▶ _What you are asked to do_
Work out how many lines in the entries contain the string "JSON", and give nothing but that number.

▶ _Provided material_
------------------------------------------------------------

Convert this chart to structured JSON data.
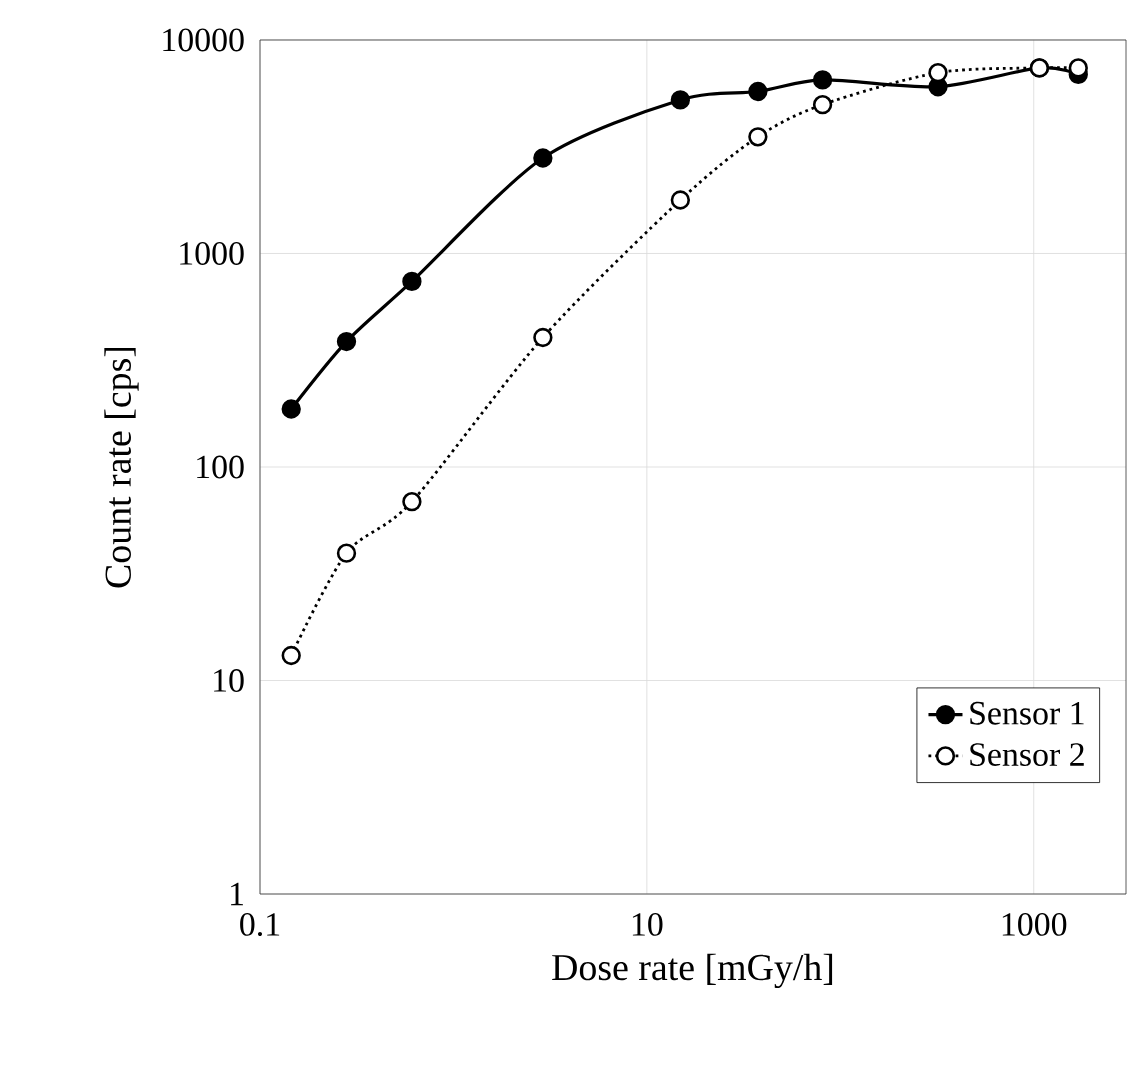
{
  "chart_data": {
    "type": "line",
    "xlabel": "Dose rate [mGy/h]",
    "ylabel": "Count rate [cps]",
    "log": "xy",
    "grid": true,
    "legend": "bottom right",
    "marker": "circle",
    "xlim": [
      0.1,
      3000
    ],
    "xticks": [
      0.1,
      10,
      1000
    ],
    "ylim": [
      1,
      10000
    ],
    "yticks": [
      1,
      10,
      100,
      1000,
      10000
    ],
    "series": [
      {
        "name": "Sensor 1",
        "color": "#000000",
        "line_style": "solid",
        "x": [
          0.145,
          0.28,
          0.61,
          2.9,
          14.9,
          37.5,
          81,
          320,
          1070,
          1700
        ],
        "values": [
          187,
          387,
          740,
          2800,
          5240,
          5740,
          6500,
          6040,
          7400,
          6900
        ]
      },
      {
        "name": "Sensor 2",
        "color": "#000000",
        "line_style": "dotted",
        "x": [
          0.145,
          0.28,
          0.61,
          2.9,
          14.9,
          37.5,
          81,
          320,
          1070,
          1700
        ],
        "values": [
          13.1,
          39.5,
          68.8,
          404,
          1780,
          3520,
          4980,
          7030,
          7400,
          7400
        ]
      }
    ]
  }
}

------------------------------------------------------------

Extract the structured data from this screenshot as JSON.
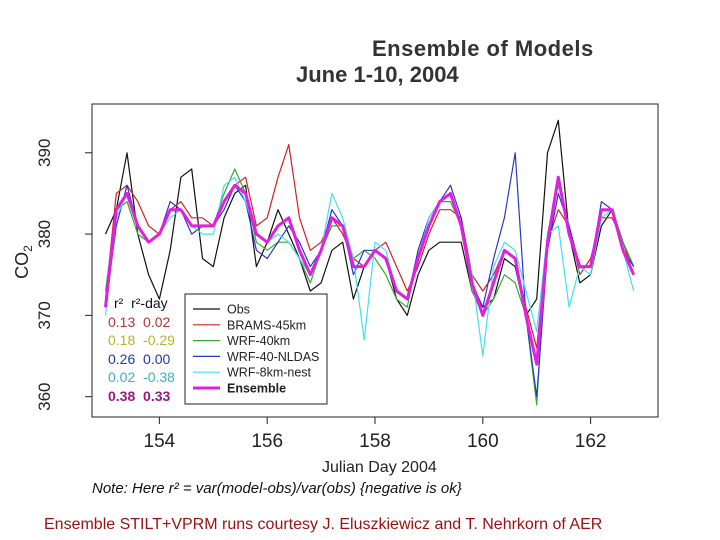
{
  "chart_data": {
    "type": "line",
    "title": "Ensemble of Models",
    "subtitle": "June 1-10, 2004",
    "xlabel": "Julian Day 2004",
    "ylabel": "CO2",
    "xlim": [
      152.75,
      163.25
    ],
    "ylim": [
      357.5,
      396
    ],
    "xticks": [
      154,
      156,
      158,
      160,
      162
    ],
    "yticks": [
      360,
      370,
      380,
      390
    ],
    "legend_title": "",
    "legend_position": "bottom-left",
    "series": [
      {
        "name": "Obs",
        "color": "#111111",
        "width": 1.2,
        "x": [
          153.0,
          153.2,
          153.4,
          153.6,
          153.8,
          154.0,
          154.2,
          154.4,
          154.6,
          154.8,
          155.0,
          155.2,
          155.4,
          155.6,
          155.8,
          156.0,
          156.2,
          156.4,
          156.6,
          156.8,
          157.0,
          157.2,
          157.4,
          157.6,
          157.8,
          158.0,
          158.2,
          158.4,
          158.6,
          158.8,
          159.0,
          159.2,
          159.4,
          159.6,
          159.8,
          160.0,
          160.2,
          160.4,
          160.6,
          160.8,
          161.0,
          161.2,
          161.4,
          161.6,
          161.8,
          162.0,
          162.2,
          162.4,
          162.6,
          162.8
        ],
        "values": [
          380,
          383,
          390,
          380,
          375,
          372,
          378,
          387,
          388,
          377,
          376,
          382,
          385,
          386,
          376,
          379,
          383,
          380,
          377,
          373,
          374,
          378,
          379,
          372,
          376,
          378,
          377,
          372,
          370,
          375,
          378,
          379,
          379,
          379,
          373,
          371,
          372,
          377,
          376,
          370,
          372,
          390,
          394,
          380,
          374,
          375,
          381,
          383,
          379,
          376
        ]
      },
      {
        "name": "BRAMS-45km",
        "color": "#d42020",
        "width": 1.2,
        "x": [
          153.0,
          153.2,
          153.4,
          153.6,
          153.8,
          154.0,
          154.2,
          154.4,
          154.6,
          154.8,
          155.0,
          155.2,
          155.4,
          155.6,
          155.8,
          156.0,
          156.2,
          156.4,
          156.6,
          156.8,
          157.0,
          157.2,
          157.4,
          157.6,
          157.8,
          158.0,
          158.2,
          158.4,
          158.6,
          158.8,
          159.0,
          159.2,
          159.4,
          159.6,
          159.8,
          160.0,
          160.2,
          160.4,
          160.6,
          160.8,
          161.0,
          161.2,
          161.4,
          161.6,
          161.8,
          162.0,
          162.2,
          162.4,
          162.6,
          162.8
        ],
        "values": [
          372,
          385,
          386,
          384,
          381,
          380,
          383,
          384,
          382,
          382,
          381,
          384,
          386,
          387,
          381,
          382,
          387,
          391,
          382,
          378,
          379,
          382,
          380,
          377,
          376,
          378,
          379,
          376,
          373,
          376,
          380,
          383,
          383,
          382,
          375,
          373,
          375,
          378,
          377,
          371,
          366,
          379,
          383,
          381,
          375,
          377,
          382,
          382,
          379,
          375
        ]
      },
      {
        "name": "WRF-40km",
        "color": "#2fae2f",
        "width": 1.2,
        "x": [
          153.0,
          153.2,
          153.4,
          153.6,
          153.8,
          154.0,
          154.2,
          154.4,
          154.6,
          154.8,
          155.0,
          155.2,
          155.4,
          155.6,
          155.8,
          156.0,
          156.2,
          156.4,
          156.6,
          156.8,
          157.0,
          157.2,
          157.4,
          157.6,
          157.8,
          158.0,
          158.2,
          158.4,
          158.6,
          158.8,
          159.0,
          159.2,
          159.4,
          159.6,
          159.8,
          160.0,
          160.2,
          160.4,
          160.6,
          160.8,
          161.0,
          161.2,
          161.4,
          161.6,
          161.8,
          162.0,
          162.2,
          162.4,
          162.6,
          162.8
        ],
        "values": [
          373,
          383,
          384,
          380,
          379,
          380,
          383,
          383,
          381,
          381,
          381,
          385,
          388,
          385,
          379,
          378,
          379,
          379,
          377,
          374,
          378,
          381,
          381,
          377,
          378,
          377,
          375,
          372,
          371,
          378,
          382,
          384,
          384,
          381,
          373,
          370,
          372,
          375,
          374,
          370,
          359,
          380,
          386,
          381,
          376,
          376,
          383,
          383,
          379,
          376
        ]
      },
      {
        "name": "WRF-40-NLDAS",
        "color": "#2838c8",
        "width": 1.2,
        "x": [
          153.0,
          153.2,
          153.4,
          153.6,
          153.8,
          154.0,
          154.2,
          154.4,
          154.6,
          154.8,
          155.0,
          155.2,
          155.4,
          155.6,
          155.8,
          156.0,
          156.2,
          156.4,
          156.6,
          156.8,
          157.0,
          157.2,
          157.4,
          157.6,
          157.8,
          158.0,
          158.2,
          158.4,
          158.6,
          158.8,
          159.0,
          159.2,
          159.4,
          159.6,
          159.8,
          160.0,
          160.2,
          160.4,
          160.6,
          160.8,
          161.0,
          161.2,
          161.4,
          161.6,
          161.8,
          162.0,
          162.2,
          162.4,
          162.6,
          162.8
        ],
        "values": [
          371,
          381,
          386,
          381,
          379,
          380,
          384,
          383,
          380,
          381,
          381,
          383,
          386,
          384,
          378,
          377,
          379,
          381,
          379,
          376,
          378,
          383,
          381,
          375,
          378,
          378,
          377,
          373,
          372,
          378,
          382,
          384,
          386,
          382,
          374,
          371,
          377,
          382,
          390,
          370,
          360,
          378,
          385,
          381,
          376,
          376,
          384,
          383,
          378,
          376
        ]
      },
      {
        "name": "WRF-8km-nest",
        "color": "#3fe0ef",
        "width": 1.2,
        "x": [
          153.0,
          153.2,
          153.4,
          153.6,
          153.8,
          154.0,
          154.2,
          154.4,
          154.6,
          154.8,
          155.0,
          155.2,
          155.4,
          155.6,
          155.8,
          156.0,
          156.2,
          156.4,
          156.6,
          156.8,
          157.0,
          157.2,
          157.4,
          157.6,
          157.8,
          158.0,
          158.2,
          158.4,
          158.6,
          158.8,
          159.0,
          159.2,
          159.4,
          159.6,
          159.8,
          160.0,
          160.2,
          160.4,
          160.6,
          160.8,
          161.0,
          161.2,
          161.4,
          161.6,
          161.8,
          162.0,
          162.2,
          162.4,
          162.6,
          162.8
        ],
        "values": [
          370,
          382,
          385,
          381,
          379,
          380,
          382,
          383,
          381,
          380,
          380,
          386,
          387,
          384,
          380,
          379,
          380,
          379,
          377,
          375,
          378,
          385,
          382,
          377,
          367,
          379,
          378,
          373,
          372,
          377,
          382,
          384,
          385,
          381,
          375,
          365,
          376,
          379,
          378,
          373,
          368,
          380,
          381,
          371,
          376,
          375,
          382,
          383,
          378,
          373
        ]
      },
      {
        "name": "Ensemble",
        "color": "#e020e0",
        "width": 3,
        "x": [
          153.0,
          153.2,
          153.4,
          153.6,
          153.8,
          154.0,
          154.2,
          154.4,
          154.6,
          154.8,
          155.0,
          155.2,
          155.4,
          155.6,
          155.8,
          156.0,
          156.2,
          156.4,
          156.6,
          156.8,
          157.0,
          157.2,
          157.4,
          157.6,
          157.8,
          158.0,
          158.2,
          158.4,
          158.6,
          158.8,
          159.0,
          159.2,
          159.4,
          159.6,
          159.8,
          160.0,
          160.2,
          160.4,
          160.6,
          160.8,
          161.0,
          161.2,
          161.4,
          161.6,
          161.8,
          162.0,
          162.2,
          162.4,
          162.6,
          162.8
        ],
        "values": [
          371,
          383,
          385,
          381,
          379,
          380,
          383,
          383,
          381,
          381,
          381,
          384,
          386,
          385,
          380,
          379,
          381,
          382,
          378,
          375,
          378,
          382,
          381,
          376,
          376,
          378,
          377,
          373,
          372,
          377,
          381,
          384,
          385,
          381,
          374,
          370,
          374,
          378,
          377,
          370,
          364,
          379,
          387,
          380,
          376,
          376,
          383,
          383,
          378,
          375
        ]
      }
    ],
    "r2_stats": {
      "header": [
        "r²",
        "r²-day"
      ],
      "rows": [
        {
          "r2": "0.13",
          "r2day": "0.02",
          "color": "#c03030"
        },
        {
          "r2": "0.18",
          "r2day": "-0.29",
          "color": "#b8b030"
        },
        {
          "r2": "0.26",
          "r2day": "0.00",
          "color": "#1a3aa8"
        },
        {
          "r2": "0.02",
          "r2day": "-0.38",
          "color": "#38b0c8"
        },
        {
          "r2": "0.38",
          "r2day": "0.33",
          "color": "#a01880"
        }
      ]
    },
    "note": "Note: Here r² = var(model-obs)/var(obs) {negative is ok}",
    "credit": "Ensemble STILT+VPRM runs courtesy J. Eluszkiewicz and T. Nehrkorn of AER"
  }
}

------------------------------------------------------------

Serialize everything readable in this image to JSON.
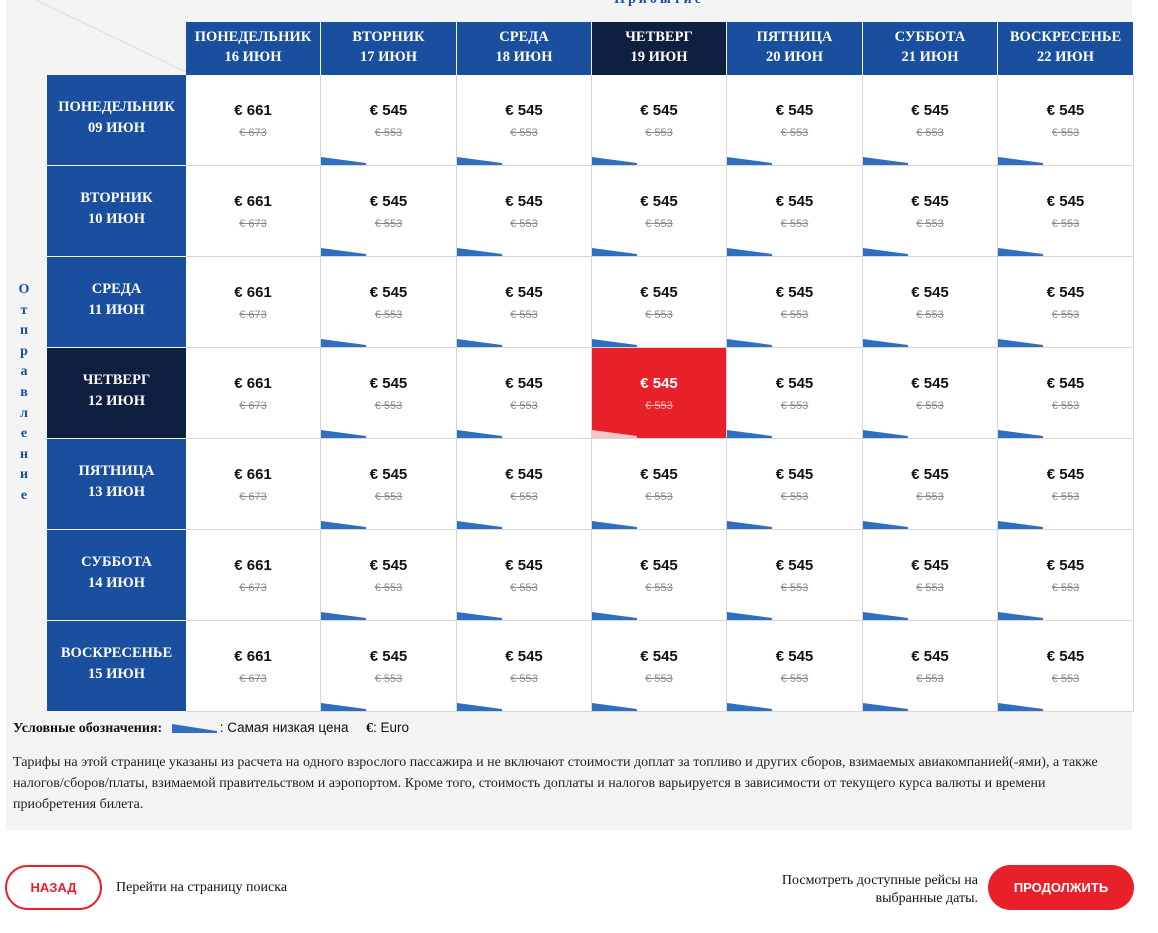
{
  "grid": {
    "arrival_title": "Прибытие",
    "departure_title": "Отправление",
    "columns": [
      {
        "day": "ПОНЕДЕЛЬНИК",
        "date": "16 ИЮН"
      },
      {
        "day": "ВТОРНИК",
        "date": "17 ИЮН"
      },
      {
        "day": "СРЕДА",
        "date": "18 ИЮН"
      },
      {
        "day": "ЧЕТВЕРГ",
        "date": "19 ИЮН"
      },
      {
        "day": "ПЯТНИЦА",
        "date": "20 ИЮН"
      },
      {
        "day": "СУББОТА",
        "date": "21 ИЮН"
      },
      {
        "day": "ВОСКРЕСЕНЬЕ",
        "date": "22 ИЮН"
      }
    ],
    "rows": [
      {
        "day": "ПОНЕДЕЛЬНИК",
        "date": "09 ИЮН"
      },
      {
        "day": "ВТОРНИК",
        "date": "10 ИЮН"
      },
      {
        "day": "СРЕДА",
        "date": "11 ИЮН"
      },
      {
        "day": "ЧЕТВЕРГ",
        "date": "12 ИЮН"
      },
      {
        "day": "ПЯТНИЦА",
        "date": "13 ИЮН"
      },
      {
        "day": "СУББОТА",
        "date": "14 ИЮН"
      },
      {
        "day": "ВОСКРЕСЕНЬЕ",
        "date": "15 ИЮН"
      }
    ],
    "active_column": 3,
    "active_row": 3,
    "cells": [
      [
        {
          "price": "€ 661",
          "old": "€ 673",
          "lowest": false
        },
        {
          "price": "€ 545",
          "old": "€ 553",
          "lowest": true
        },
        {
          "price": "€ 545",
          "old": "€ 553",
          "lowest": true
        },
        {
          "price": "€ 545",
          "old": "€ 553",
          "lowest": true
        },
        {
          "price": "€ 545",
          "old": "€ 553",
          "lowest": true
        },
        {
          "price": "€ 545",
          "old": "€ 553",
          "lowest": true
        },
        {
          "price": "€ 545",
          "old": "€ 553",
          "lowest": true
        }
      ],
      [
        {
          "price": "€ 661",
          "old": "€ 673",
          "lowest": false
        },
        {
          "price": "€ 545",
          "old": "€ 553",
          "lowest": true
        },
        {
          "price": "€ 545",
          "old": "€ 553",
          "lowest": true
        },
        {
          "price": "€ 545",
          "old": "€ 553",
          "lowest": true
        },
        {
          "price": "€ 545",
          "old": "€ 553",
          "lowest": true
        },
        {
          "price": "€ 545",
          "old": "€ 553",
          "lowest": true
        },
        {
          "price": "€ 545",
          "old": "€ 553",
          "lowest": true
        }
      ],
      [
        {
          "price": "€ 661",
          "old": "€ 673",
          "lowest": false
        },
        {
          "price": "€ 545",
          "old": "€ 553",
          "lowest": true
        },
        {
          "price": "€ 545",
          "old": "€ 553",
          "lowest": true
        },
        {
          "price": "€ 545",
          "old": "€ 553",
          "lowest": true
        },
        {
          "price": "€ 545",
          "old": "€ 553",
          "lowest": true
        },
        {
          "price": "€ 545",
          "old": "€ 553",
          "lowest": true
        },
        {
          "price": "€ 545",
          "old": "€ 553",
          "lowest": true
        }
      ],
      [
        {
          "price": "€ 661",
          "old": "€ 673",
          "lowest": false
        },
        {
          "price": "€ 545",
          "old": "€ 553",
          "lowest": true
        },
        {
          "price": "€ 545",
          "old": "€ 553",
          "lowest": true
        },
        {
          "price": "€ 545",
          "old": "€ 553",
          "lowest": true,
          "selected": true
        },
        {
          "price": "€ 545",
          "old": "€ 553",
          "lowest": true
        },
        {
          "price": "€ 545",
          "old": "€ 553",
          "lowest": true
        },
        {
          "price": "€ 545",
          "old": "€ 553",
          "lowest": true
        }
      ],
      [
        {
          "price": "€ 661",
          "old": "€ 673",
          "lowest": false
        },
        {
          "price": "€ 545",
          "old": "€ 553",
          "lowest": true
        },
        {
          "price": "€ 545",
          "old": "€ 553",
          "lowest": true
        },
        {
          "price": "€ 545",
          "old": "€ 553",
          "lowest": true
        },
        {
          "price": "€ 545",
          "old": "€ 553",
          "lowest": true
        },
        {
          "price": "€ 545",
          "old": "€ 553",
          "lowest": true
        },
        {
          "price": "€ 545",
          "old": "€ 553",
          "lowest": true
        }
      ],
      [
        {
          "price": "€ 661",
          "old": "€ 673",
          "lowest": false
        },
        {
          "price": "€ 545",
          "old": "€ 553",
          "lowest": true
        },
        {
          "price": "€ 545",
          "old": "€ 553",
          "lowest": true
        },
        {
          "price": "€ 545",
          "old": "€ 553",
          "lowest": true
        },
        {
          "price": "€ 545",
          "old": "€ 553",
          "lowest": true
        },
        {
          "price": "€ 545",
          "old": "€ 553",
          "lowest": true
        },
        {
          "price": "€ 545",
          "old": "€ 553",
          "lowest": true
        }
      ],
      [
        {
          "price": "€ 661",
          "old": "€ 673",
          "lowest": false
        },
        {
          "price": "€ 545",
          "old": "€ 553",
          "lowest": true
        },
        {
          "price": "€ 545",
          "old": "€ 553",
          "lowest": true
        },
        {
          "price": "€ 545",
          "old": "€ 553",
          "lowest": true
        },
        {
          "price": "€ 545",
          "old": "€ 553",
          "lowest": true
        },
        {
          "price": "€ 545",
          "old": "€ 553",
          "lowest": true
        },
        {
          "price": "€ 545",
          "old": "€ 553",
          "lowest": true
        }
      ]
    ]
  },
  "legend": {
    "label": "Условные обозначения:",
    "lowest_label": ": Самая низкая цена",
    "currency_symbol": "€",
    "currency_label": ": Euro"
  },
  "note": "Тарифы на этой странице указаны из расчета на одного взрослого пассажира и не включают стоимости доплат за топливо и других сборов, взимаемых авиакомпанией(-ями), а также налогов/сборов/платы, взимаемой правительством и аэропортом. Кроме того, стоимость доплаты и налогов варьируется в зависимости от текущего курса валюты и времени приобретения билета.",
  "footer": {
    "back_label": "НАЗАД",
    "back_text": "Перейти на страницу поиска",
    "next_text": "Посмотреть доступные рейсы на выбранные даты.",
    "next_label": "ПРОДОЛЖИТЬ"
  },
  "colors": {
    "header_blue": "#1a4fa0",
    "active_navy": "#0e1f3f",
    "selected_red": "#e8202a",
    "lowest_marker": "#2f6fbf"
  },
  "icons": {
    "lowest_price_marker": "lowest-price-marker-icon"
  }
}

------------------------------------------------------------

▶ _Answer to the task_
3